[Stored records]

▼▼▼

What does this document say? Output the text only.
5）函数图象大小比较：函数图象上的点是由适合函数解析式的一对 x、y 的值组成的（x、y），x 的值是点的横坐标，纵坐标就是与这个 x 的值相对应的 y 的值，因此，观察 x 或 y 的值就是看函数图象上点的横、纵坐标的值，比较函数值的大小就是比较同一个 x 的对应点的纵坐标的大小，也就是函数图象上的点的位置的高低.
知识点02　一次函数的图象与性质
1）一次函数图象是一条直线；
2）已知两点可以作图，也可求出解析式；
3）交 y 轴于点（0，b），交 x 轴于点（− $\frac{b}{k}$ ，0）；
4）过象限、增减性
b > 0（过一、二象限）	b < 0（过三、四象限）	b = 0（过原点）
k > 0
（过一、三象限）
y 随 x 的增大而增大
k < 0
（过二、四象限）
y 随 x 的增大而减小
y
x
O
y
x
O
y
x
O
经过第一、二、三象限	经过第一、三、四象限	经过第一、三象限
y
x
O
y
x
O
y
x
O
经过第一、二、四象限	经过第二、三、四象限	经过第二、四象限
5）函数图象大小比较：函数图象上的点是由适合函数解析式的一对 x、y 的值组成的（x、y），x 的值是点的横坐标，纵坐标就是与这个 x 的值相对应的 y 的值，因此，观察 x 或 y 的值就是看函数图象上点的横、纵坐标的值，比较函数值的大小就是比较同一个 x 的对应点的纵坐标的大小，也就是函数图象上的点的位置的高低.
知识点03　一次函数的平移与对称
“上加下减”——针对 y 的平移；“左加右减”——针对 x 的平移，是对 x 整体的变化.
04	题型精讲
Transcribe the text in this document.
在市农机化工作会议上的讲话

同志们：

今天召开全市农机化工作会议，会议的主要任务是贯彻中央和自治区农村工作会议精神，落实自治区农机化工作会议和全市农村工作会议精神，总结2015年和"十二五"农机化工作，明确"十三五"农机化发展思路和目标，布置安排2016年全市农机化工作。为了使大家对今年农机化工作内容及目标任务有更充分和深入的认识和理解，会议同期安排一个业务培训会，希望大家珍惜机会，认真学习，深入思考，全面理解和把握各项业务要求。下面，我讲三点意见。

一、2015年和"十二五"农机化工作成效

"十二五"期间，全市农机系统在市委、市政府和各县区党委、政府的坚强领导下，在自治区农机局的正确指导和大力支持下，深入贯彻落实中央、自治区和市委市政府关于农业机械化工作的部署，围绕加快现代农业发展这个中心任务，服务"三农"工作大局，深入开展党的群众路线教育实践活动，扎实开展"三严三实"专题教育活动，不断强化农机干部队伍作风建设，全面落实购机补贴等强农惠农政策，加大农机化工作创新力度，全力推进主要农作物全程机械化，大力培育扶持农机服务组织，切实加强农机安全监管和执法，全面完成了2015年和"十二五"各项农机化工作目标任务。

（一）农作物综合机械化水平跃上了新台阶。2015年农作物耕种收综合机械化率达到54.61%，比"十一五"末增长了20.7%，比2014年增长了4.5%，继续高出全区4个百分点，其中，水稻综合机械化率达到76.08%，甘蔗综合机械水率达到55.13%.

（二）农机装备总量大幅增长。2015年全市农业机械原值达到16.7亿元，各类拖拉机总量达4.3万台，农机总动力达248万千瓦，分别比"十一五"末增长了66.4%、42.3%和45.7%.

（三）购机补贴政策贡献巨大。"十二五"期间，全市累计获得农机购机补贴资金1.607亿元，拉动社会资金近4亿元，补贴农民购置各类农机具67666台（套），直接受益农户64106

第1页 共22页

▲▲▲

### Exercise
Using the data above, reproduce every line exactly.

### Task solution
What does this document say? Output the text only.
5）函数图象大小比较：函数图象上的点是由适合函数解析式的一对 x、y 的值组成的（x、y），x 的值是点的横坐标，纵坐标就是与这个 x 的值相对应的 y 的值，因此，观察 x 或 y 的值就是看函数图象上点的横、纵坐标的值，比较函数值的大小就是比较同一个 x 的对应点的纵坐标的大小，也就是函数图象上的点的位置的高低.
知识点02　一次函数的图象与性质
1）一次函数图象是一条直线；
2）已知两点可以作图，也可求出解析式；
3）交 y 轴于点（0，b），交 x 轴于点（− $\frac{b}{k}$ ，0）；
4）过象限、增减性
b > 0（过一、二象限）	b < 0（过三、四象限）	b = 0（过原点）
k > 0
（过一、三象限）
y 随 x 的增大而增大
k < 0
（过二、四象限）
y 随 x 的增大而减小
y
x
O
y
x
O
y
x
O
经过第一、二、三象限	经过第一、三、四象限	经过第一、三象限
y
x
O
y
x
O
y
x
O
经过第一、二、四象限	经过第二、三、四象限	经过第二、四象限
5）函数图象大小比较：函数图象上的点是由适合函数解析式的一对 x、y 的值组成的（x、y），x 的值是点的横坐标，纵坐标就是与这个 x 的值相对应的 y 的值，因此，观察 x 或 y 的值就是看函数图象上点的横、纵坐标的值，比较函数值的大小就是比较同一个 x 的对应点的纵坐标的大小，也就是函数图象上的点的位置的高低.
知识点03　一次函数的平移与对称
“上加下减”——针对 y 的平移；“左加右减”——针对 x 的平移，是对 x 整体的变化.
04	题型精讲
Transcribe the text in this document.
在市农机化工作会议上的讲话

同志们：

今天召开全市农机化工作会议，会议的主要任务是贯彻中央和自治区农村工作会议精神，落实自治区农机化工作会议和全市农村工作会议精神，总结2015年和"十二五"农机化工作，明确"十三五"农机化发展思路和目标，布置安排2016年全市农机化工作。为了使大家对今年农机化工作内容及目标任务有更充分和深入的认识和理解，会议同期安排一个业务培训会，希望大家珍惜机会，认真学习，深入思考，全面理解和把握各项业务要求。下面，我讲三点意见。

一、2015年和"十二五"农机化工作成效

"十二五"期间，全市农机系统在市委、市政府和各县区党委、政府的坚强领导下，在自治区农机局的正确指导和大力支持下，深入贯彻落实中央、自治区和市委市政府关于农业机械化工作的部署，围绕加快现代农业发展这个中心任务，服务"三农"工作大局，深入开展党的群众路线教育实践活动，扎实开展"三严三实"专题教育活动，不断强化农机干部队伍作风建设，全面落实购机补贴等强农惠农政策，加大农机化工作创新力度，全力推进主要农作物全程机械化，大力培育扶持农机服务组织，切实加强农机安全监管和执法，全面完成了2015年和"十二五"各项农机化工作目标任务。

（一）农作物综合机械化水平跃上了新台阶。2015年农作物耕种收综合机械化率达到54.61%，比"十一五"末增长了20.7%，比2014年增长了4.5%，继续高出全区4个百分点，其中，水稻综合机械化率达到76.08%，甘蔗综合机械水率达到55.13%.

（二）农机装备总量大幅增长。2015年全市农业机械原值达到16.7亿元，各类拖拉机总量达4.3万台，农机总动力达248万千瓦，分别比"十一五"末增长了66.4%、42.3%和45.7%.

（三）购机补贴政策贡献巨大。"十二五"期间，全市累计获得农机购机补贴资金1.607亿元，拉动社会资金近4亿元，补贴农民购置各类农机具67666台（套），直接受益农户64106

第1页 共22页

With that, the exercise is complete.